### Requirement:
In the data below, take the lines beginning with the one containing "Identify all the" and running through the one containing "478, 759, 504]". Copy them out with every "row-header" replaced by "row-label", and leave everything else the same.

### Stored records:
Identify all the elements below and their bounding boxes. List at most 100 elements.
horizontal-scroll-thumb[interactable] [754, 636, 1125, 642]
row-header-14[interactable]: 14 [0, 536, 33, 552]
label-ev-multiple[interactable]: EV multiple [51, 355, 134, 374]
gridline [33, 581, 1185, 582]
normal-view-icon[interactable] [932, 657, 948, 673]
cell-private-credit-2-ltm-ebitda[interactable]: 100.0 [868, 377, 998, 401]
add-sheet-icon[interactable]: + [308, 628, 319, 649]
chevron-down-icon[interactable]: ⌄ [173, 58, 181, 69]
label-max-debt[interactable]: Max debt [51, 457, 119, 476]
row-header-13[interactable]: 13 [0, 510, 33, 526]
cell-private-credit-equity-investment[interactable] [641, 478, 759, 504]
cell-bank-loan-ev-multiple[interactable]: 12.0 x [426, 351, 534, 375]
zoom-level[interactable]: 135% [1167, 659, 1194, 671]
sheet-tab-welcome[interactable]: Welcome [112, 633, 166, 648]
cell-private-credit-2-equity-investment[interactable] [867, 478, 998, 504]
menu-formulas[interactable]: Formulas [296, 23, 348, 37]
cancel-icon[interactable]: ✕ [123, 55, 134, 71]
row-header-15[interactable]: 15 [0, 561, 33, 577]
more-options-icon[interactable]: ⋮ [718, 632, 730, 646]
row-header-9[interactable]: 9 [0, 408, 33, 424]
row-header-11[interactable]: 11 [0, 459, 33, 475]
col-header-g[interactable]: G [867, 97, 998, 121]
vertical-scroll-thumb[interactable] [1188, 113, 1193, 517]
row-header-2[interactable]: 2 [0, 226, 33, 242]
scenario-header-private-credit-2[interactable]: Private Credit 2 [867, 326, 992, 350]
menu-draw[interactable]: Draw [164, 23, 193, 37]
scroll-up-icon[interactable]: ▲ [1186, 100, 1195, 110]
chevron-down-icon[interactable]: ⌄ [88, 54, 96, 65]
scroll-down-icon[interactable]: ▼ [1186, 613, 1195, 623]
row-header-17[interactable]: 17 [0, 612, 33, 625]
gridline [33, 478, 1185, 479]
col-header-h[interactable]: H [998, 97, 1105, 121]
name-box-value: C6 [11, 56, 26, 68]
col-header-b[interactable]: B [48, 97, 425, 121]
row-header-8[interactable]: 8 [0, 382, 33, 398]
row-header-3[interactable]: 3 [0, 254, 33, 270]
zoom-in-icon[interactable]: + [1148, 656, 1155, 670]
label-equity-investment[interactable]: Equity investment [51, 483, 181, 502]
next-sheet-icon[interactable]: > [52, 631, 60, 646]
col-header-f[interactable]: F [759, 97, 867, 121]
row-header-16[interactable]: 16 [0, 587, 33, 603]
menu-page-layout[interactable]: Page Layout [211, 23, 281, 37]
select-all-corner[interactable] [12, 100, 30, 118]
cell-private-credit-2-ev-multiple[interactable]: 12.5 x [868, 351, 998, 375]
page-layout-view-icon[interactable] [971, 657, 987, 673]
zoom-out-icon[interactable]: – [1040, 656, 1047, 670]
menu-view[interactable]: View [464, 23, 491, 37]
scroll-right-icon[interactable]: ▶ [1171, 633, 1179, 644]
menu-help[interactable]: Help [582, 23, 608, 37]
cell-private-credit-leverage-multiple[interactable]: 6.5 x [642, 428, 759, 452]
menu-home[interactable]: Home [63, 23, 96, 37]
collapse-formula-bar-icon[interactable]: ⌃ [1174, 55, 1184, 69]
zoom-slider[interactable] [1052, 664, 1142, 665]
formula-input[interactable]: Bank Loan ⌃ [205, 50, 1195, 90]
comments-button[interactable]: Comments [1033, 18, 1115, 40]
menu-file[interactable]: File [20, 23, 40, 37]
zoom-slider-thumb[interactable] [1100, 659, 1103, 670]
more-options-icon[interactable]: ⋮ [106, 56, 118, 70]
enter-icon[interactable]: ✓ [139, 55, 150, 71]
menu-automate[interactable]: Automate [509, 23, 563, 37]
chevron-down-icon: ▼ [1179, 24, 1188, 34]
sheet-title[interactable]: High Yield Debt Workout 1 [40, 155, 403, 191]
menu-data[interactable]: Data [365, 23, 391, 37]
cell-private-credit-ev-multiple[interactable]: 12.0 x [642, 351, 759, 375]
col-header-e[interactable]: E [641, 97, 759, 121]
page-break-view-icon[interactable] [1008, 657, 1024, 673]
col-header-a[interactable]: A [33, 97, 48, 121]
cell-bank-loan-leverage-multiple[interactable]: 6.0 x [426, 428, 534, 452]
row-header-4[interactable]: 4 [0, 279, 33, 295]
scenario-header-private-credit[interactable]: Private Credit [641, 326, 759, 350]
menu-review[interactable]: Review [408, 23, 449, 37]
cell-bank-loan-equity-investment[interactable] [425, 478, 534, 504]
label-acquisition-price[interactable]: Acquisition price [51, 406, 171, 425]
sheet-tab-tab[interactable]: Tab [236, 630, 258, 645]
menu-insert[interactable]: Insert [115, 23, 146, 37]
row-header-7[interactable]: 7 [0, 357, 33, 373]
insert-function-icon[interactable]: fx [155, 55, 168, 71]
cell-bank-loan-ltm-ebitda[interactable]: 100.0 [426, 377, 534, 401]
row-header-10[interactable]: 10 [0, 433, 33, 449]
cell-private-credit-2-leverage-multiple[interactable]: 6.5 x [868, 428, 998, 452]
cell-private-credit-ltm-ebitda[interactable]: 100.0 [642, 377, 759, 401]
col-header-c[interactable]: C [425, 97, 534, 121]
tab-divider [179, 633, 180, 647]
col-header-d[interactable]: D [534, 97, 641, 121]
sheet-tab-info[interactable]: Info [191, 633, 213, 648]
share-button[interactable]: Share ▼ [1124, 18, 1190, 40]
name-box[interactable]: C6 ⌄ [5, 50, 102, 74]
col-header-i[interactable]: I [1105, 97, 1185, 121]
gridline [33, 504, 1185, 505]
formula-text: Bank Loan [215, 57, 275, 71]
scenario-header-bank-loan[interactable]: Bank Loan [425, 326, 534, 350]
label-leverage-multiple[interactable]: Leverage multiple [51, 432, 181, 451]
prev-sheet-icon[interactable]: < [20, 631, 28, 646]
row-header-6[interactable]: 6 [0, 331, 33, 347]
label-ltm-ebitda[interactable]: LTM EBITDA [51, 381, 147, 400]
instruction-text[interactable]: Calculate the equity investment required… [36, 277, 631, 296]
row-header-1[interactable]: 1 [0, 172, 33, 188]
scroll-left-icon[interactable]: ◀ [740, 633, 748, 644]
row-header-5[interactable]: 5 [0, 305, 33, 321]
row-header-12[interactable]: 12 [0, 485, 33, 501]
* * *
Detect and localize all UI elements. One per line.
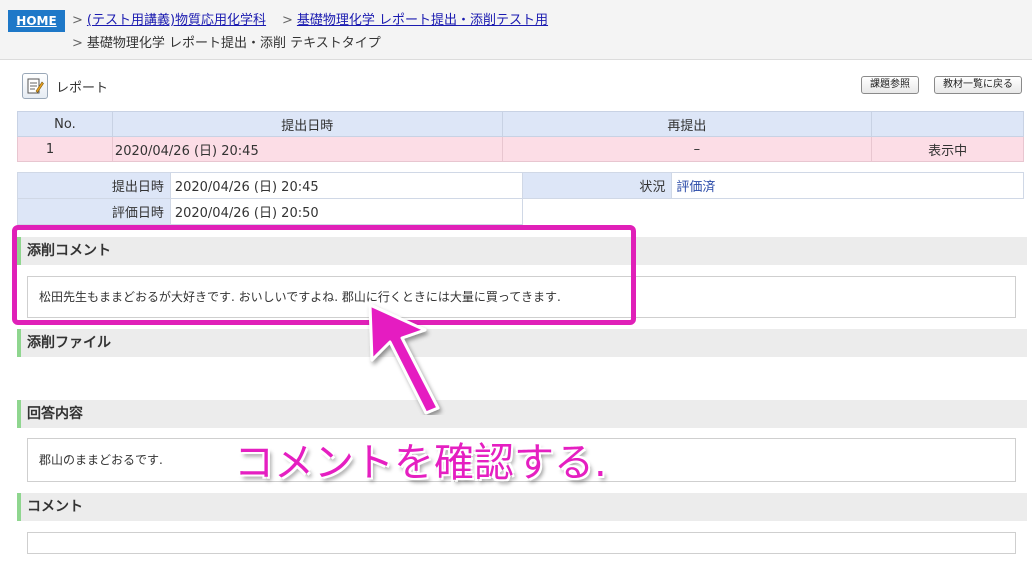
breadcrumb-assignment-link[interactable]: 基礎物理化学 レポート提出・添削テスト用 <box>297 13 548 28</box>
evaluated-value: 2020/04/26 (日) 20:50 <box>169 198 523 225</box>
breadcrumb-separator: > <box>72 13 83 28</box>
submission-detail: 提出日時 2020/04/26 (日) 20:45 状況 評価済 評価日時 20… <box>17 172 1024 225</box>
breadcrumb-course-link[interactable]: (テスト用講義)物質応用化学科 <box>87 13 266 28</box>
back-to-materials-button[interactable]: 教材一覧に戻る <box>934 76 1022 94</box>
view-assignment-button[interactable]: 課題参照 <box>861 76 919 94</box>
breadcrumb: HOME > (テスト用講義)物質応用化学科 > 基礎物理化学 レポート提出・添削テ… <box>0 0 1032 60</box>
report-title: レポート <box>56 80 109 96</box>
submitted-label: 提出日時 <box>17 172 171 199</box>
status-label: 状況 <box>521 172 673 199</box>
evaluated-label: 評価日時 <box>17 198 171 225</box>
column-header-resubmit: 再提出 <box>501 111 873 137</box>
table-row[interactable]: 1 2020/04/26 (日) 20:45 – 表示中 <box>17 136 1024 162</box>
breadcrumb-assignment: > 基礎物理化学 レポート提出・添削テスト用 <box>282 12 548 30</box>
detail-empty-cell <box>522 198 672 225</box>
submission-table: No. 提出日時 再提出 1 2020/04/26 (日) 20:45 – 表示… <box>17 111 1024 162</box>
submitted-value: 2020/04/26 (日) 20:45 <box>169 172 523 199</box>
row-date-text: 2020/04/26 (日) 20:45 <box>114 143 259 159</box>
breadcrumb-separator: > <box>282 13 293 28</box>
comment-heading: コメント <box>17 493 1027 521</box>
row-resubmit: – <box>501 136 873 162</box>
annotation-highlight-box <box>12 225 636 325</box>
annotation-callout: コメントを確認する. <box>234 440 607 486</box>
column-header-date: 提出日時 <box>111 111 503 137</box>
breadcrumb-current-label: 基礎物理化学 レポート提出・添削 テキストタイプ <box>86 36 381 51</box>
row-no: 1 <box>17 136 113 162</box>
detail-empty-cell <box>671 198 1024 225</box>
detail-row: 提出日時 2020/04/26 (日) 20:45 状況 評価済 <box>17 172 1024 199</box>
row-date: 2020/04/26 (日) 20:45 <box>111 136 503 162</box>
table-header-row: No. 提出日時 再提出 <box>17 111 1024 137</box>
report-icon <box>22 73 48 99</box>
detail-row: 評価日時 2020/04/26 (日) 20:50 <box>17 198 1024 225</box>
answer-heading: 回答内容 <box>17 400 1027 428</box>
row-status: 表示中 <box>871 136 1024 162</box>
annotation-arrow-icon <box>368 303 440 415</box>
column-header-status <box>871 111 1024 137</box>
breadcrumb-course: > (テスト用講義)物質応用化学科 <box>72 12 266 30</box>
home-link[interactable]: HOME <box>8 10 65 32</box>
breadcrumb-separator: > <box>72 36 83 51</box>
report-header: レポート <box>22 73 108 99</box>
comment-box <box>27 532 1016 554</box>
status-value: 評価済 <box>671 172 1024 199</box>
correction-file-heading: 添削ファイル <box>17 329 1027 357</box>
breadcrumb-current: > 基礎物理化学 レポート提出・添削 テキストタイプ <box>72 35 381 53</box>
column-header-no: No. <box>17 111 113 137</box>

### Right answer:
Identify all the elements below and their bounding boxes. List at most 100 elements.
horizontal-scroll-thumb[interactable] [754, 636, 1125, 642]
row-label-14[interactable]: 14 [0, 536, 33, 552]
label-ev-multiple[interactable]: EV multiple [51, 355, 134, 374]
gridline [33, 581, 1185, 582]
normal-view-icon[interactable] [932, 657, 948, 673]
cell-private-credit-2-ltm-ebitda[interactable]: 100.0 [868, 377, 998, 401]
add-sheet-icon[interactable]: + [308, 628, 319, 649]
chevron-down-icon[interactable]: ⌄ [173, 58, 181, 69]
label-max-debt[interactable]: Max debt [51, 457, 119, 476]
row-label-13[interactable]: 13 [0, 510, 33, 526]
cell-private-credit-equity-investment[interactable] [641, 478, 759, 504]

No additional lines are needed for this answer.